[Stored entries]
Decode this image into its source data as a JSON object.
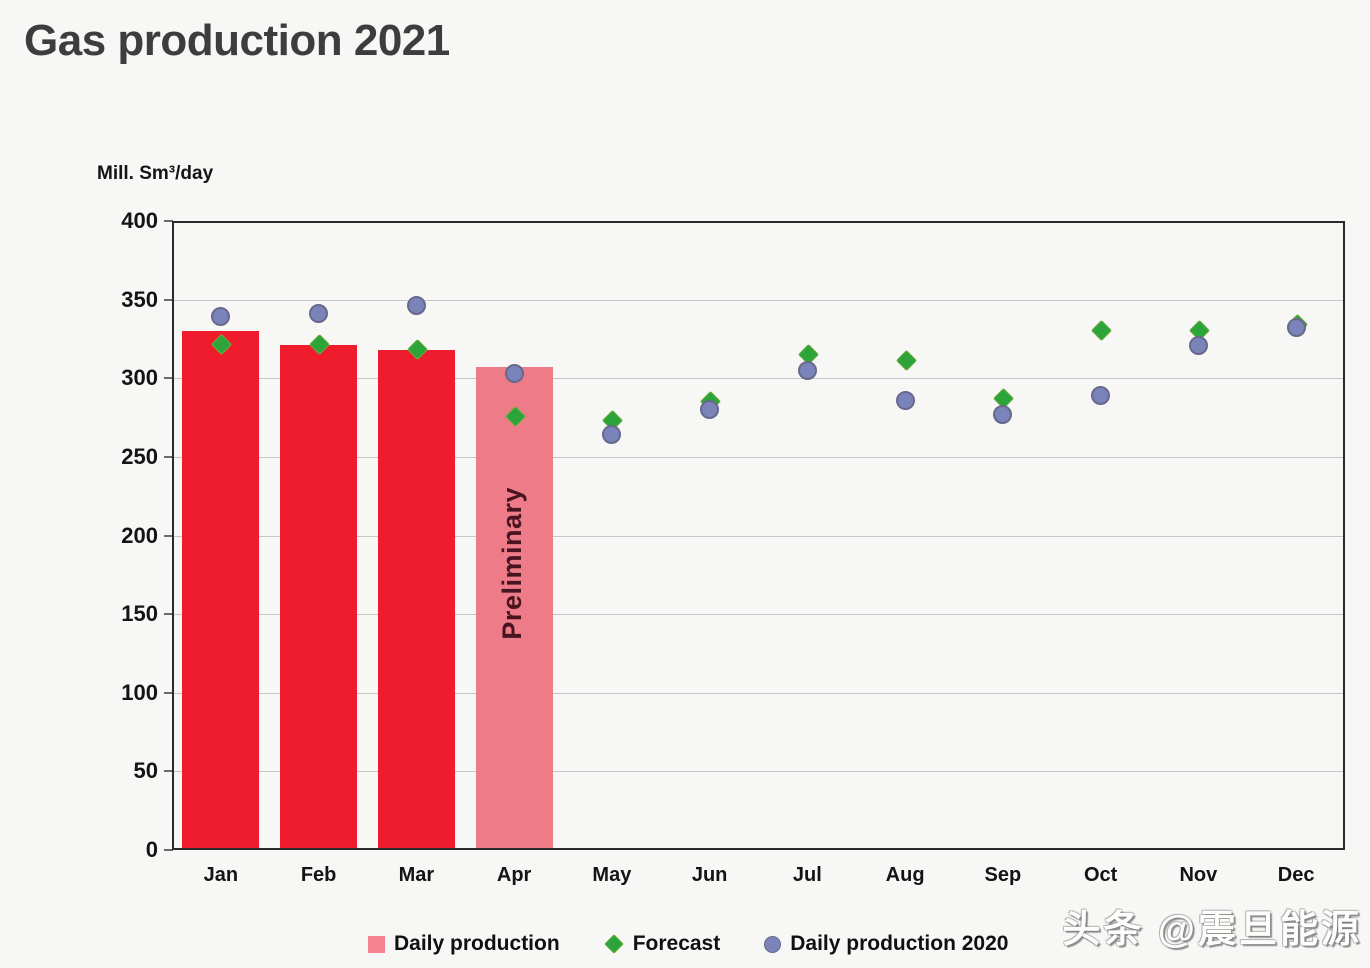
{
  "watermark": "头条 @震旦能源",
  "colors": {
    "background": "#f7f7f5",
    "title_text": "#3d3d3d",
    "axis_border": "#2a2a2a",
    "gridline": "#c6c6c6",
    "daily_production_bar": "#ee1c2d",
    "preliminary_bar": "#ee7c88",
    "preliminary_text": "#471520",
    "forecast_marker": "#2ca439",
    "forecast_marker_border": "#6fae3f",
    "production_2020_marker": "#7b84ba",
    "production_2020_marker_border": "#67698b",
    "legend_daily_swatch": "#f4838d"
  },
  "legend": [
    {
      "label": "Daily production",
      "marker": "square"
    },
    {
      "label": "Forecast",
      "marker": "diamond"
    },
    {
      "label": "Daily production 2020",
      "marker": "circle"
    }
  ],
  "chart_data": {
    "type": "bar",
    "title": "Gas production 2021",
    "ylabel": "Mill. Sm³/day",
    "xlabel": "",
    "ylim": [
      0,
      400
    ],
    "ytick_step": 50,
    "grid": true,
    "legend_position": "bottom",
    "categories": [
      "Jan",
      "Feb",
      "Mar",
      "Apr",
      "May",
      "Jun",
      "Jul",
      "Aug",
      "Sep",
      "Oct",
      "Nov",
      "Dec"
    ],
    "series": [
      {
        "name": "Daily production",
        "type": "bar",
        "values": [
          330,
          321,
          318,
          307,
          null,
          null,
          null,
          null,
          null,
          null,
          null,
          null
        ]
      },
      {
        "name": "Forecast",
        "type": "scatter",
        "marker": "diamond",
        "values": [
          322,
          322,
          319,
          276,
          274,
          286,
          316,
          312,
          288,
          331,
          331,
          335
        ]
      },
      {
        "name": "Daily production 2020",
        "type": "scatter",
        "marker": "circle",
        "values": [
          339,
          341,
          346,
          303,
          264,
          280,
          305,
          286,
          277,
          289,
          321,
          332
        ]
      }
    ],
    "preliminary_category": "Apr",
    "annotations": [
      {
        "text": "Preliminary",
        "category": "Apr"
      }
    ]
  }
}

JOB: Leave out the pictures and transcribe everything else exactly.

RESPONSE:
Decode this image into its source data as a JSON object.
{
  "watermark": "头条 @震旦能源",
  "colors": {
    "background": "#f7f7f5",
    "title_text": "#3d3d3d",
    "axis_border": "#2a2a2a",
    "gridline": "#c6c6c6",
    "daily_production_bar": "#ee1c2d",
    "preliminary_bar": "#ee7c88",
    "preliminary_text": "#471520",
    "forecast_marker": "#2ca439",
    "forecast_marker_border": "#6fae3f",
    "production_2020_marker": "#7b84ba",
    "production_2020_marker_border": "#67698b",
    "legend_daily_swatch": "#f4838d"
  },
  "legend": [
    {
      "label": "Daily production",
      "marker": "square"
    },
    {
      "label": "Forecast",
      "marker": "diamond"
    },
    {
      "label": "Daily production 2020",
      "marker": "circle"
    }
  ],
  "chart_data": {
    "type": "bar",
    "title": "Gas production 2021",
    "ylabel": "Mill. Sm³/day",
    "xlabel": "",
    "ylim": [
      0,
      400
    ],
    "ytick_step": 50,
    "grid": true,
    "legend_position": "bottom",
    "categories": [
      "Jan",
      "Feb",
      "Mar",
      "Apr",
      "May",
      "Jun",
      "Jul",
      "Aug",
      "Sep",
      "Oct",
      "Nov",
      "Dec"
    ],
    "series": [
      {
        "name": "Daily production",
        "type": "bar",
        "values": [
          330,
          321,
          318,
          307,
          null,
          null,
          null,
          null,
          null,
          null,
          null,
          null
        ]
      },
      {
        "name": "Forecast",
        "type": "scatter",
        "marker": "diamond",
        "values": [
          322,
          322,
          319,
          276,
          274,
          286,
          316,
          312,
          288,
          331,
          331,
          335
        ]
      },
      {
        "name": "Daily production 2020",
        "type": "scatter",
        "marker": "circle",
        "values": [
          339,
          341,
          346,
          303,
          264,
          280,
          305,
          286,
          277,
          289,
          321,
          332
        ]
      }
    ],
    "preliminary_category": "Apr",
    "annotations": [
      {
        "text": "Preliminary",
        "category": "Apr"
      }
    ]
  }
}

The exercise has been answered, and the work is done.